— Start —
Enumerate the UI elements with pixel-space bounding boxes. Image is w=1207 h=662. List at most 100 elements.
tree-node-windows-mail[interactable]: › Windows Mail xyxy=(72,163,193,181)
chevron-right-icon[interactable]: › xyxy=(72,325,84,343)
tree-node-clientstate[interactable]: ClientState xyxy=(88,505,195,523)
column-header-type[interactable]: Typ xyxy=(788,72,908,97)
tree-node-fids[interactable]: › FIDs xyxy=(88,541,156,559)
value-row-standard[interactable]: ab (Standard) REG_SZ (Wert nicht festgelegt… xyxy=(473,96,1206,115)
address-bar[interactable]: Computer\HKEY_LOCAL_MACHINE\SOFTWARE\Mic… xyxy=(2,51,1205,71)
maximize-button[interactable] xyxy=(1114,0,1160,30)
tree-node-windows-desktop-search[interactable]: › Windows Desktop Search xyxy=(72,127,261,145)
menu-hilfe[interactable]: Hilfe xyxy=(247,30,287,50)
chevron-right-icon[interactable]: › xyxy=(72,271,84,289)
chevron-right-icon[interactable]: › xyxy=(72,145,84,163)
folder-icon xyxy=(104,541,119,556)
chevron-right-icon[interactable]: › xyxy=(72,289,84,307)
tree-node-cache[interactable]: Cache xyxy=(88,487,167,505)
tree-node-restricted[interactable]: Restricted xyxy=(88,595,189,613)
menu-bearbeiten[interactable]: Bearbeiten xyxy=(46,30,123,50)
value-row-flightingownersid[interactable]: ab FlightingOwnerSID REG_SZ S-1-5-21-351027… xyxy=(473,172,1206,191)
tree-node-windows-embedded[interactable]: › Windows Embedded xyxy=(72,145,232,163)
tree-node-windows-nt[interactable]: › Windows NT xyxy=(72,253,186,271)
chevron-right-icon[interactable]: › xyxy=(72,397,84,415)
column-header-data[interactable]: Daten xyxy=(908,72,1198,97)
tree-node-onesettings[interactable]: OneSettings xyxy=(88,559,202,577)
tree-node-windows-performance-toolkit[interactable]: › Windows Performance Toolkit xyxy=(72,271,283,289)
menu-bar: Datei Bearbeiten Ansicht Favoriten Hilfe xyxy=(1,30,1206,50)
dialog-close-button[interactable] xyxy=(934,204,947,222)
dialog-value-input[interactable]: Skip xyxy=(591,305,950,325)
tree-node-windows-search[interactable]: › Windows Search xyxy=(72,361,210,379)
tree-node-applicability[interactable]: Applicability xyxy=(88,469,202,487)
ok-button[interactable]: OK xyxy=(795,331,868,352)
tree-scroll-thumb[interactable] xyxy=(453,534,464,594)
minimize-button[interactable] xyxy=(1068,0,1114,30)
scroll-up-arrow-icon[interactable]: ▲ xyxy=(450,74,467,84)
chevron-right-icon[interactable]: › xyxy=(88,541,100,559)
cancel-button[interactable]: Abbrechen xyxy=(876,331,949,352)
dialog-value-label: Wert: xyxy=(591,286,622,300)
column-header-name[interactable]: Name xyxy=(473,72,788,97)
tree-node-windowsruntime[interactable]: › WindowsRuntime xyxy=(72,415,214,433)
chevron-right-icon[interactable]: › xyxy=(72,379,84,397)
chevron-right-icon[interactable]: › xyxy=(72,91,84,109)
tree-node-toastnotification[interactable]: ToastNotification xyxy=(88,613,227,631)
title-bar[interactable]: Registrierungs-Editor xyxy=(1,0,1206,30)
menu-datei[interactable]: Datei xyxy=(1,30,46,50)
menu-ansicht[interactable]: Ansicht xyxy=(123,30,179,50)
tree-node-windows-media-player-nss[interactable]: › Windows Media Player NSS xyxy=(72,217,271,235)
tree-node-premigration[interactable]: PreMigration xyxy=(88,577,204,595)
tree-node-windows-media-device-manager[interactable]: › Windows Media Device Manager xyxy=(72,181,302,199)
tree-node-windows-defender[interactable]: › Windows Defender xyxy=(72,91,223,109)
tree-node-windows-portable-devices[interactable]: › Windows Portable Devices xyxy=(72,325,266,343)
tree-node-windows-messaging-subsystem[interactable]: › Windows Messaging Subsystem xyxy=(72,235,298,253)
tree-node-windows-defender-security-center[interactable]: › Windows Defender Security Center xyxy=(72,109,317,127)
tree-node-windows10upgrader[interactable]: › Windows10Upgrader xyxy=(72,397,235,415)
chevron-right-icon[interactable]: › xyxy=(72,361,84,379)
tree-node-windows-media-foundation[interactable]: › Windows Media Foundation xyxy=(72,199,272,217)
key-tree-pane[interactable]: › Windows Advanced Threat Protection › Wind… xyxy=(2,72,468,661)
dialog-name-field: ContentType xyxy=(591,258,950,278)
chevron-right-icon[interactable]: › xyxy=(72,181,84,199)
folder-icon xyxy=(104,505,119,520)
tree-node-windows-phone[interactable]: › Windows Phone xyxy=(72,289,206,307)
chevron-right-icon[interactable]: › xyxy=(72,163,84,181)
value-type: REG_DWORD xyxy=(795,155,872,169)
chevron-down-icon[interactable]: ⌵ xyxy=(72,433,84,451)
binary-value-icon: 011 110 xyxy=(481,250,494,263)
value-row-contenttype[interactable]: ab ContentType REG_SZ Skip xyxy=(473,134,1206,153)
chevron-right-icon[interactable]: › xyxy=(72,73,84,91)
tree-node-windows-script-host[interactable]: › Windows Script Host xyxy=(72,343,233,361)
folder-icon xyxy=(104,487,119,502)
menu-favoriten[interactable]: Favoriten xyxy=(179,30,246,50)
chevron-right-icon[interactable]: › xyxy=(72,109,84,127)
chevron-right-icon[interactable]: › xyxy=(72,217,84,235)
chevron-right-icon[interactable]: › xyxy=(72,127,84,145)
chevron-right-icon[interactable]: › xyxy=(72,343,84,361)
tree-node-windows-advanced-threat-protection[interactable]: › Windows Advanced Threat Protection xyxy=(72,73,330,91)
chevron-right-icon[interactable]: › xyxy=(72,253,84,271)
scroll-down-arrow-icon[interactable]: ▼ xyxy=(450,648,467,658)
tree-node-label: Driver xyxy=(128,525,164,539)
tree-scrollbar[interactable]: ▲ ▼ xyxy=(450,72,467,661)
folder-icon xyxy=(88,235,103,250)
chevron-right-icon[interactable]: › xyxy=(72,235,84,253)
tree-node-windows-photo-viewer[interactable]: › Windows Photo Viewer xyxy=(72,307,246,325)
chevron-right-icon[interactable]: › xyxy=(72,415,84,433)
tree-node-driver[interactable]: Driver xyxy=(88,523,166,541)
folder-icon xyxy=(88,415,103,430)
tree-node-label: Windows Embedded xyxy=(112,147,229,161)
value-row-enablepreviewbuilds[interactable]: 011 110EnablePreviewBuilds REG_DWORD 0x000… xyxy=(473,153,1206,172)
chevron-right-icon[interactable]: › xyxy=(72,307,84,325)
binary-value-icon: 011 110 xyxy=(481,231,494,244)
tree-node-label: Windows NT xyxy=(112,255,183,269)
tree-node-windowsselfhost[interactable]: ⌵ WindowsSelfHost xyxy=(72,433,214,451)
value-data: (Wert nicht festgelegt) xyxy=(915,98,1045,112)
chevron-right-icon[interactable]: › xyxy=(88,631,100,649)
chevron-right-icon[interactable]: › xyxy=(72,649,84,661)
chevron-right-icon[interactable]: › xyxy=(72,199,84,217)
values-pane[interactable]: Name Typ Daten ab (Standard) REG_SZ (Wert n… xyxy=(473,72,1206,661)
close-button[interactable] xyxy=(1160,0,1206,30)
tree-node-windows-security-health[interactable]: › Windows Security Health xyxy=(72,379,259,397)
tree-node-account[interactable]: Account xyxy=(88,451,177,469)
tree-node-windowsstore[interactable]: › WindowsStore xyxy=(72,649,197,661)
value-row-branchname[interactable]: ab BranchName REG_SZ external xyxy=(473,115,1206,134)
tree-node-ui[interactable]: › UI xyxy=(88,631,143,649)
— End —
■ **What you are asked to do**:
Render everything from the first line of the entries down to the line containing "tree-node-fids[interactable]: › FIDs", inclusive, as a JSON list of strings with one string per line and blank lines omitted.

■ **Solved problem**:
[
  "Enumerate the UI elements with pixel-space bounding boxes. Image is w=1207 h=662. List at most 100 elements.",
  "tree-node-windows-mail[interactable]: › Windows Mail xyxy=(72,163,193,181)",
  "chevron-right-icon[interactable]: › xyxy=(72,325,84,343)",
  "tree-node-clientstate[interactable]: ClientState xyxy=(88,505,195,523)",
  "column-header-type[interactable]: Typ xyxy=(788,72,908,97)",
  "tree-node-fids[interactable]: › FIDs xyxy=(88,541,156,559)"
]